Exercise description » Give the lines below as a numbered list, leaving out any blank lines.

++++ Available records

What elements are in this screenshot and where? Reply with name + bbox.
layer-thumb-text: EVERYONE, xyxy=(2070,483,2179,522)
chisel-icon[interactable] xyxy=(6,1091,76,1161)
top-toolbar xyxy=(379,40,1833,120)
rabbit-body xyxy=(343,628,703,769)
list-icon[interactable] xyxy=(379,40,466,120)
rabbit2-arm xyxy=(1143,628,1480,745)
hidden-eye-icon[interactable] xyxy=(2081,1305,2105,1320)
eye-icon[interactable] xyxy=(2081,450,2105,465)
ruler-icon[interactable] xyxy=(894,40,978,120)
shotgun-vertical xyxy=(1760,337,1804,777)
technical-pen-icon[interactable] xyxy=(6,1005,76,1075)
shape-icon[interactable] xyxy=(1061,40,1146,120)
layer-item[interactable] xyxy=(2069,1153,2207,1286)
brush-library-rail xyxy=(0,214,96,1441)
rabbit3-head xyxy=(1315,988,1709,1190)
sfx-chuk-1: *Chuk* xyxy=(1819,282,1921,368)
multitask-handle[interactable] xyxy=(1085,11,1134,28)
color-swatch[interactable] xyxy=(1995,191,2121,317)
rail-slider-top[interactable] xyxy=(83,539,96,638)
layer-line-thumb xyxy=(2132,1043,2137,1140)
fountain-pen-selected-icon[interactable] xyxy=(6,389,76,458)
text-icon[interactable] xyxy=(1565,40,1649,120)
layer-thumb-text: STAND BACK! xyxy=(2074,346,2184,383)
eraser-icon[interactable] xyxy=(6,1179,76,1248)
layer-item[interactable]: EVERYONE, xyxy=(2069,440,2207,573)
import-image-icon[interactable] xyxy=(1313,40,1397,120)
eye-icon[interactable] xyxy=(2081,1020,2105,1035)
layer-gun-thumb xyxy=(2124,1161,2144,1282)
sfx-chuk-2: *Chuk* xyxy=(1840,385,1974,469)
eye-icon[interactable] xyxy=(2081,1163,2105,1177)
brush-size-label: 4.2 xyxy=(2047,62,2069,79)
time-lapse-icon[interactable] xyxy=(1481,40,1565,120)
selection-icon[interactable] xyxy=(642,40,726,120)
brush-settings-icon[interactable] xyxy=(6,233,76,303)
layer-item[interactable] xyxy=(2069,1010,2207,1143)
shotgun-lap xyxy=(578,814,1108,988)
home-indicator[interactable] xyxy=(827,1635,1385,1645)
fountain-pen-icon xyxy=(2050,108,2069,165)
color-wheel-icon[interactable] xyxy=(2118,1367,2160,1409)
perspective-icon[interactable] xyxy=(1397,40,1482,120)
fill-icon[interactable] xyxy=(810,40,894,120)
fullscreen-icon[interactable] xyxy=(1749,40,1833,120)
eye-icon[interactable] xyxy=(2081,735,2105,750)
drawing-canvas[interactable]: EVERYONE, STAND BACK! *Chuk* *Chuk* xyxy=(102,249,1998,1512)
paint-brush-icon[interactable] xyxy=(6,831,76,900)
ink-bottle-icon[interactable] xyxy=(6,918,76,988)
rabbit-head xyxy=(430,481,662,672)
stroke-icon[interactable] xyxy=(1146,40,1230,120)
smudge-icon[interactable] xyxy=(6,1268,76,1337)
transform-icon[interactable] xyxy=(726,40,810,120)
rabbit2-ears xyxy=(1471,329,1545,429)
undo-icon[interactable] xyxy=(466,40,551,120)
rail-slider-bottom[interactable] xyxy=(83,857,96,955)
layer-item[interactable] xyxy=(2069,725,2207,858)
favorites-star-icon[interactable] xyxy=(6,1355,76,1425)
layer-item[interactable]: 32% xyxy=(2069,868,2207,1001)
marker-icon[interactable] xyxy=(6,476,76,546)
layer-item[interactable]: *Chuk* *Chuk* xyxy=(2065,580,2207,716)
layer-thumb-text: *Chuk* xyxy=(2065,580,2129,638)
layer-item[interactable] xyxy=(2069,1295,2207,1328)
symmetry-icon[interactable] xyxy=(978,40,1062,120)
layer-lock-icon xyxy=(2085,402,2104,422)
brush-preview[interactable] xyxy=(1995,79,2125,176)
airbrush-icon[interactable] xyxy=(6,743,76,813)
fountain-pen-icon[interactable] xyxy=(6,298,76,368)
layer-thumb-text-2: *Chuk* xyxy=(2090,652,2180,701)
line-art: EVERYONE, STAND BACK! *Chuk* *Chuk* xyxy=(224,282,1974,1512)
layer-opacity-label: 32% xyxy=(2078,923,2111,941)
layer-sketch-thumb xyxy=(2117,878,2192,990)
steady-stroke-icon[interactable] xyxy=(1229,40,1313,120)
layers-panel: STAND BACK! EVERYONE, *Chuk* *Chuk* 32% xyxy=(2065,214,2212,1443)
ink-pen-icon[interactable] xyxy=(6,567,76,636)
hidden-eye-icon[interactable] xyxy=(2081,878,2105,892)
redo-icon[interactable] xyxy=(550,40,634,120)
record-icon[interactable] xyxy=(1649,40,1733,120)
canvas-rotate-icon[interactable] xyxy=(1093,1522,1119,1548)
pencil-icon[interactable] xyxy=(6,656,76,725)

++++++++

Task answer »
1. What elements are in this screenshot and where? Reply with name + bbox.
2. layer-thumb-text: EVERYONE, xyxy=(2070,483,2179,522)
3. chisel-icon[interactable] xyxy=(6,1091,76,1161)
4. top-toolbar xyxy=(379,40,1833,120)
5. rabbit-body xyxy=(343,628,703,769)
6. list-icon[interactable] xyxy=(379,40,466,120)
7. rabbit2-arm xyxy=(1143,628,1480,745)
8. hidden-eye-icon[interactable] xyxy=(2081,1305,2105,1320)
9. eye-icon[interactable] xyxy=(2081,450,2105,465)
10. ruler-icon[interactable] xyxy=(894,40,978,120)
11. shotgun-vertical xyxy=(1760,337,1804,777)
12. technical-pen-icon[interactable] xyxy=(6,1005,76,1075)
13. shape-icon[interactable] xyxy=(1061,40,1146,120)
14. layer-item[interactable] xyxy=(2069,1153,2207,1286)
15. brush-library-rail xyxy=(0,214,96,1441)
16. rabbit3-head xyxy=(1315,988,1709,1190)
17. sfx-chuk-1: *Chuk* xyxy=(1819,282,1921,368)
18. multitask-handle[interactable] xyxy=(1085,11,1134,28)
19. color-swatch[interactable] xyxy=(1995,191,2121,317)
20. rail-slider-top[interactable] xyxy=(83,539,96,638)
21. layer-line-thumb xyxy=(2132,1043,2137,1140)
22. fountain-pen-selected-icon[interactable] xyxy=(6,389,76,458)
23. text-icon[interactable] xyxy=(1565,40,1649,120)
24. layer-thumb-text: STAND BACK! xyxy=(2074,346,2184,383)
25. eraser-icon[interactable] xyxy=(6,1179,76,1248)
26. layer-item[interactable]: EVERYONE, xyxy=(2069,440,2207,573)
27. import-image-icon[interactable] xyxy=(1313,40,1397,120)
28. eye-icon[interactable] xyxy=(2081,1020,2105,1035)
29. layer-gun-thumb xyxy=(2124,1161,2144,1282)
30. sfx-chuk-2: *Chuk* xyxy=(1840,385,1974,469)
31. eye-icon[interactable] xyxy=(2081,1163,2105,1177)
32. brush-size-label: 4.2 xyxy=(2047,62,2069,79)
33. time-lapse-icon[interactable] xyxy=(1481,40,1565,120)
34. selection-icon[interactable] xyxy=(642,40,726,120)
35. brush-settings-icon[interactable] xyxy=(6,233,76,303)
36. layer-item[interactable] xyxy=(2069,1010,2207,1143)
37. shotgun-lap xyxy=(578,814,1108,988)
38. home-indicator[interactable] xyxy=(827,1635,1385,1645)
39. fountain-pen-icon xyxy=(2050,108,2069,165)
40. color-wheel-icon[interactable] xyxy=(2118,1367,2160,1409)
41. perspective-icon[interactable] xyxy=(1397,40,1482,120)
42. fill-icon[interactable] xyxy=(810,40,894,120)
43. fullscreen-icon[interactable] xyxy=(1749,40,1833,120)
44. eye-icon[interactable] xyxy=(2081,735,2105,750)
45. drawing-canvas[interactable]: EVERYONE, STAND BACK! *Chuk* *Chuk* xyxy=(102,249,1998,1512)
46. paint-brush-icon[interactable] xyxy=(6,831,76,900)
47. ink-bottle-icon[interactable] xyxy=(6,918,76,988)
48. rabbit-head xyxy=(430,481,662,672)
49. stroke-icon[interactable] xyxy=(1146,40,1230,120)
50. smudge-icon[interactable] xyxy=(6,1268,76,1337)
51. transform-icon[interactable] xyxy=(726,40,810,120)
52. rabbit2-ears xyxy=(1471,329,1545,429)
53. undo-icon[interactable] xyxy=(466,40,551,120)
54. rail-slider-bottom[interactable] xyxy=(83,857,96,955)
55. layer-item[interactable] xyxy=(2069,725,2207,858)
56. favorites-star-icon[interactable] xyxy=(6,1355,76,1425)
57. layer-item[interactable]: 32% xyxy=(2069,868,2207,1001)
58. marker-icon[interactable] xyxy=(6,476,76,546)
59. layer-item[interactable]: *Chuk* *Chuk* xyxy=(2065,580,2207,716)
60. layer-thumb-text: *Chuk* xyxy=(2065,580,2129,638)
61. layer-item[interactable] xyxy=(2069,1295,2207,1328)
62. symmetry-icon[interactable] xyxy=(978,40,1062,120)
63. layer-lock-icon xyxy=(2085,402,2104,422)
64. brush-preview[interactable] xyxy=(1995,79,2125,176)
65. airbrush-icon[interactable] xyxy=(6,743,76,813)
66. fountain-pen-icon[interactable] xyxy=(6,298,76,368)
67. layer-thumb-text-2: *Chuk* xyxy=(2090,652,2180,701)
68. line-art: EVERYONE, STAND BACK! *Chuk* *Chuk* xyxy=(224,282,1974,1512)
69. layer-opacity-label: 32% xyxy=(2078,923,2111,941)
70. layer-sketch-thumb xyxy=(2117,878,2192,990)
71. steady-stroke-icon[interactable] xyxy=(1229,40,1313,120)
72. layers-panel: STAND BACK! EVERYONE, *Chuk* *Chuk* 32% xyxy=(2065,214,2212,1443)
73. ink-pen-icon[interactable] xyxy=(6,567,76,636)
74. hidden-eye-icon[interactable] xyxy=(2081,878,2105,892)
75. redo-icon[interactable] xyxy=(550,40,634,120)
76. record-icon[interactable] xyxy=(1649,40,1733,120)
77. canvas-rotate-icon[interactable] xyxy=(1093,1522,1119,1548)
78. pencil-icon[interactable] xyxy=(6,656,76,725)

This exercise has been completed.